**Directions**
Repeat, exactly and completely, the entries shown underneath.

**Dataset entries**
╭──
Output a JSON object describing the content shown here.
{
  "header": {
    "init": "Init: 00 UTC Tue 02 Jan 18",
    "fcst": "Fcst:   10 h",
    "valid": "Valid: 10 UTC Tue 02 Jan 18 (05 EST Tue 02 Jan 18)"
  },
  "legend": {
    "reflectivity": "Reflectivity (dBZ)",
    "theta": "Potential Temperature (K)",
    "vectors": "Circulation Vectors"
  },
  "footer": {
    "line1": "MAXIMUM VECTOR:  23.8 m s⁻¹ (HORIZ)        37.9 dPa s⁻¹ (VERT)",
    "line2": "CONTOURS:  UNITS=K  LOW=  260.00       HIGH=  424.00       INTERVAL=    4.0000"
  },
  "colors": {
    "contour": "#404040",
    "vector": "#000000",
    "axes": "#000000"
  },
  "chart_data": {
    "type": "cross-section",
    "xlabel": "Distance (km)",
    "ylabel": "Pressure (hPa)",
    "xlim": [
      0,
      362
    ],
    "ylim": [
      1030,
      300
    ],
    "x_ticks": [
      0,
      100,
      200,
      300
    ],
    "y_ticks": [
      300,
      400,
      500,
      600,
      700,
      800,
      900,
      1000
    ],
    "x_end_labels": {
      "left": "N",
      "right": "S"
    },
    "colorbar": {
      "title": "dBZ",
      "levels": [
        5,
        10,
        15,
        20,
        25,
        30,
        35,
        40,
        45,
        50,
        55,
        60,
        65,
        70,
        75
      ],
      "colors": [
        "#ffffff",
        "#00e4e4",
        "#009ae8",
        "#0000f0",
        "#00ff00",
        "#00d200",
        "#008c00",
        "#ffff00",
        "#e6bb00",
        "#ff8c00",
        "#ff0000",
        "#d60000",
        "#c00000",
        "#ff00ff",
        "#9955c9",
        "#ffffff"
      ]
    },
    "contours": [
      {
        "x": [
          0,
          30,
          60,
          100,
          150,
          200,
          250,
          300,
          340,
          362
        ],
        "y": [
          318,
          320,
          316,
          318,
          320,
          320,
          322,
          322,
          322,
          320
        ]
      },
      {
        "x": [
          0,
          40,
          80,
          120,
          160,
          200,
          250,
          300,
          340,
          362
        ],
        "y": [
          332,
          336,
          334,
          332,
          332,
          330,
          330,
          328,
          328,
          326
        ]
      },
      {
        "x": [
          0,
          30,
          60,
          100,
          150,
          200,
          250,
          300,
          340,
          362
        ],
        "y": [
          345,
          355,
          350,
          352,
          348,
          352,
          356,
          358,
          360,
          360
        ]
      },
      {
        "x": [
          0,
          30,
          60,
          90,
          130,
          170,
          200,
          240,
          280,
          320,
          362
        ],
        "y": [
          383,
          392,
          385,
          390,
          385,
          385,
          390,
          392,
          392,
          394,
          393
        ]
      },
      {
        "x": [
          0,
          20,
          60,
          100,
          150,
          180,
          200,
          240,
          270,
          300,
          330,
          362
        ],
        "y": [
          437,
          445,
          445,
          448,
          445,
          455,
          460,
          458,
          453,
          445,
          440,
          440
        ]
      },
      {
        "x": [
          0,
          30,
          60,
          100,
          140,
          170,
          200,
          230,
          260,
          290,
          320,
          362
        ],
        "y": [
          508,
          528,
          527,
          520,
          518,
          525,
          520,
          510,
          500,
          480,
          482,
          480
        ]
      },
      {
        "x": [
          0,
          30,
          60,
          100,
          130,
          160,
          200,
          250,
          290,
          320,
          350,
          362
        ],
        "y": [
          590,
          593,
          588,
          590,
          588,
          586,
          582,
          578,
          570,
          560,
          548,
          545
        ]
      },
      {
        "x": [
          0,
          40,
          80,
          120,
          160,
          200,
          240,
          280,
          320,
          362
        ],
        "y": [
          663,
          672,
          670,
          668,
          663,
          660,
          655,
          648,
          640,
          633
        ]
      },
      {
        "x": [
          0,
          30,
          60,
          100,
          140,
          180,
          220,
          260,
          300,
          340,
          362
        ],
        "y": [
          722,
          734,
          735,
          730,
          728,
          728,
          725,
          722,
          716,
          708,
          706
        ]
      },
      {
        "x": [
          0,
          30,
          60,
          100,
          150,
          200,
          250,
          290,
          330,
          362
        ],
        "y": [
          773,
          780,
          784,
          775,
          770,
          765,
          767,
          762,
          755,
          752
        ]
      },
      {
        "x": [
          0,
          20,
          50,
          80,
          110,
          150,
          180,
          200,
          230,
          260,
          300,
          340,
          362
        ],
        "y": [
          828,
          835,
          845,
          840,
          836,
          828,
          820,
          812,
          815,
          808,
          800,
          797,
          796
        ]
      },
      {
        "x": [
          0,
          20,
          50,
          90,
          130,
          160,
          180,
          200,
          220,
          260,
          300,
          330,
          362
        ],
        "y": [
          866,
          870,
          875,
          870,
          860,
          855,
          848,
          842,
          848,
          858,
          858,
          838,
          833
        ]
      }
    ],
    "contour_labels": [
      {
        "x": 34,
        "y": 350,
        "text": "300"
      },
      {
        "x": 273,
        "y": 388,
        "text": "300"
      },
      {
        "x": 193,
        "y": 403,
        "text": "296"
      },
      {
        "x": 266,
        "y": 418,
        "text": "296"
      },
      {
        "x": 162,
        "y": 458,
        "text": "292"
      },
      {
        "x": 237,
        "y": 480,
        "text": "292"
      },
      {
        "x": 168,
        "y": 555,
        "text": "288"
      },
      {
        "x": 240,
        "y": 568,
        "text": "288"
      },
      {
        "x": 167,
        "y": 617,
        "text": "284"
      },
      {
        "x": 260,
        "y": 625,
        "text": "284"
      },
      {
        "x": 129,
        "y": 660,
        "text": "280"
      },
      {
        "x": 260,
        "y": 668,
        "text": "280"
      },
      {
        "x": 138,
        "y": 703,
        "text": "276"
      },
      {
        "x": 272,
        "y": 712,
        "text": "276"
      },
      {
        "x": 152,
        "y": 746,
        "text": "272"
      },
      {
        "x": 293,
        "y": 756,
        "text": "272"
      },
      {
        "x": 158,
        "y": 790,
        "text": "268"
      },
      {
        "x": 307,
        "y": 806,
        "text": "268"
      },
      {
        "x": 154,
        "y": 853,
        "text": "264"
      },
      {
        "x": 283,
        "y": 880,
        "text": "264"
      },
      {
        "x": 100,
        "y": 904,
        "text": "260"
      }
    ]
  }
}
╰──
**Exercise solution**
Output a JSON object describing the content shown here.
{
  "header": {
    "init": "Init: 00 UTC Tue 02 Jan 18",
    "fcst": "Fcst:   10 h",
    "valid": "Valid: 10 UTC Tue 02 Jan 18 (05 EST Tue 02 Jan 18)"
  },
  "legend": {
    "reflectivity": "Reflectivity (dBZ)",
    "theta": "Potential Temperature (K)",
    "vectors": "Circulation Vectors"
  },
  "footer": {
    "line1": "MAXIMUM VECTOR:  23.8 m s⁻¹ (HORIZ)        37.9 dPa s⁻¹ (VERT)",
    "line2": "CONTOURS:  UNITS=K  LOW=  260.00       HIGH=  424.00       INTERVAL=    4.0000"
  },
  "colors": {
    "contour": "#404040",
    "vector": "#000000",
    "axes": "#000000"
  },
  "chart_data": {
    "type": "cross-section",
    "xlabel": "Distance (km)",
    "ylabel": "Pressure (hPa)",
    "xlim": [
      0,
      362
    ],
    "ylim": [
      1030,
      300
    ],
    "x_ticks": [
      0,
      100,
      200,
      300
    ],
    "y_ticks": [
      300,
      400,
      500,
      600,
      700,
      800,
      900,
      1000
    ],
    "x_end_labels": {
      "left": "N",
      "right": "S"
    },
    "colorbar": {
      "title": "dBZ",
      "levels": [
        5,
        10,
        15,
        20,
        25,
        30,
        35,
        40,
        45,
        50,
        55,
        60,
        65,
        70,
        75
      ],
      "colors": [
        "#ffffff",
        "#00e4e4",
        "#009ae8",
        "#0000f0",
        "#00ff00",
        "#00d200",
        "#008c00",
        "#ffff00",
        "#e6bb00",
        "#ff8c00",
        "#ff0000",
        "#d60000",
        "#c00000",
        "#ff00ff",
        "#9955c9",
        "#ffffff"
      ]
    },
    "contours": [
      {
        "x": [
          0,
          30,
          60,
          100,
          150,
          200,
          250,
          300,
          340,
          362
        ],
        "y": [
          318,
          320,
          316,
          318,
          320,
          320,
          322,
          322,
          322,
          320
        ]
      },
      {
        "x": [
          0,
          40,
          80,
          120,
          160,
          200,
          250,
          300,
          340,
          362
        ],
        "y": [
          332,
          336,
          334,
          332,
          332,
          330,
          330,
          328,
          328,
          326
        ]
      },
      {
        "x": [
          0,
          30,
          60,
          100,
          150,
          200,
          250,
          300,
          340,
          362
        ],
        "y": [
          345,
          355,
          350,
          352,
          348,
          352,
          356,
          358,
          360,
          360
        ]
      },
      {
        "x": [
          0,
          30,
          60,
          90,
          130,
          170,
          200,
          240,
          280,
          320,
          362
        ],
        "y": [
          383,
          392,
          385,
          390,
          385,
          385,
          390,
          392,
          392,
          394,
          393
        ]
      },
      {
        "x": [
          0,
          20,
          60,
          100,
          150,
          180,
          200,
          240,
          270,
          300,
          330,
          362
        ],
        "y": [
          437,
          445,
          445,
          448,
          445,
          455,
          460,
          458,
          453,
          445,
          440,
          440
        ]
      },
      {
        "x": [
          0,
          30,
          60,
          100,
          140,
          170,
          200,
          230,
          260,
          290,
          320,
          362
        ],
        "y": [
          508,
          528,
          527,
          520,
          518,
          525,
          520,
          510,
          500,
          480,
          482,
          480
        ]
      },
      {
        "x": [
          0,
          30,
          60,
          100,
          130,
          160,
          200,
          250,
          290,
          320,
          350,
          362
        ],
        "y": [
          590,
          593,
          588,
          590,
          588,
          586,
          582,
          578,
          570,
          560,
          548,
          545
        ]
      },
      {
        "x": [
          0,
          40,
          80,
          120,
          160,
          200,
          240,
          280,
          320,
          362
        ],
        "y": [
          663,
          672,
          670,
          668,
          663,
          660,
          655,
          648,
          640,
          633
        ]
      },
      {
        "x": [
          0,
          30,
          60,
          100,
          140,
          180,
          220,
          260,
          300,
          340,
          362
        ],
        "y": [
          722,
          734,
          735,
          730,
          728,
          728,
          725,
          722,
          716,
          708,
          706
        ]
      },
      {
        "x": [
          0,
          30,
          60,
          100,
          150,
          200,
          250,
          290,
          330,
          362
        ],
        "y": [
          773,
          780,
          784,
          775,
          770,
          765,
          767,
          762,
          755,
          752
        ]
      },
      {
        "x": [
          0,
          20,
          50,
          80,
          110,
          150,
          180,
          200,
          230,
          260,
          300,
          340,
          362
        ],
        "y": [
          828,
          835,
          845,
          840,
          836,
          828,
          820,
          812,
          815,
          808,
          800,
          797,
          796
        ]
      },
      {
        "x": [
          0,
          20,
          50,
          90,
          130,
          160,
          180,
          200,
          220,
          260,
          300,
          330,
          362
        ],
        "y": [
          866,
          870,
          875,
          870,
          860,
          855,
          848,
          842,
          848,
          858,
          858,
          838,
          833
        ]
      }
    ],
    "contour_labels": [
      {
        "x": 34,
        "y": 350,
        "text": "300"
      },
      {
        "x": 273,
        "y": 388,
        "text": "300"
      },
      {
        "x": 193,
        "y": 403,
        "text": "296"
      },
      {
        "x": 266,
        "y": 418,
        "text": "296"
      },
      {
        "x": 162,
        "y": 458,
        "text": "292"
      },
      {
        "x": 237,
        "y": 480,
        "text": "292"
      },
      {
        "x": 168,
        "y": 555,
        "text": "288"
      },
      {
        "x": 240,
        "y": 568,
        "text": "288"
      },
      {
        "x": 167,
        "y": 617,
        "text": "284"
      },
      {
        "x": 260,
        "y": 625,
        "text": "284"
      },
      {
        "x": 129,
        "y": 660,
        "text": "280"
      },
      {
        "x": 260,
        "y": 668,
        "text": "280"
      },
      {
        "x": 138,
        "y": 703,
        "text": "276"
      },
      {
        "x": 272,
        "y": 712,
        "text": "276"
      },
      {
        "x": 152,
        "y": 746,
        "text": "272"
      },
      {
        "x": 293,
        "y": 756,
        "text": "272"
      },
      {
        "x": 158,
        "y": 790,
        "text": "268"
      },
      {
        "x": 307,
        "y": 806,
        "text": "268"
      },
      {
        "x": 154,
        "y": 853,
        "text": "264"
      },
      {
        "x": 283,
        "y": 880,
        "text": "264"
      },
      {
        "x": 100,
        "y": 904,
        "text": "260"
      }
    ]
  }
}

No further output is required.